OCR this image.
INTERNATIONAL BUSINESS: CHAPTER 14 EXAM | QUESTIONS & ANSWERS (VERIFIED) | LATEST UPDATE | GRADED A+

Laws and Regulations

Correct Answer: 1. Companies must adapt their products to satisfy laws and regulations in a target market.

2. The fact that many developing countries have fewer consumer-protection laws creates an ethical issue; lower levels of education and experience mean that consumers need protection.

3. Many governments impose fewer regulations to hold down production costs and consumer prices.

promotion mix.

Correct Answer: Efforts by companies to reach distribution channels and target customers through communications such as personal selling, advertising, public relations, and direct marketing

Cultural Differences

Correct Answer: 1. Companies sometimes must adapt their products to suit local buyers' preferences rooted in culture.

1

◇ ◇ ◇

• WRITTEN TASK: Output each record precisely as given.

• SOLUTION FOR THIS EXERCISE:
OCR this image.
INTERNATIONAL BUSINESS: CHAPTER 14 EXAM | QUESTIONS & ANSWERS (VERIFIED) | LATEST UPDATE | GRADED A+

Laws and Regulations

Correct Answer: 1. Companies must adapt their products to satisfy laws and regulations in a target market.

2. The fact that many developing countries have fewer consumer-protection laws creates an ethical issue; lower levels of education and experience mean that consumers need protection.

3. Many governments impose fewer regulations to hold down production costs and consumer prices.

promotion mix.

Correct Answer: Efforts by companies to reach distribution channels and target customers through communications such as personal selling, advertising, public relations, and direct marketing

Cultural Differences

Correct Answer: 1. Companies sometimes must adapt their products to suit local buyers' preferences rooted in culture.

1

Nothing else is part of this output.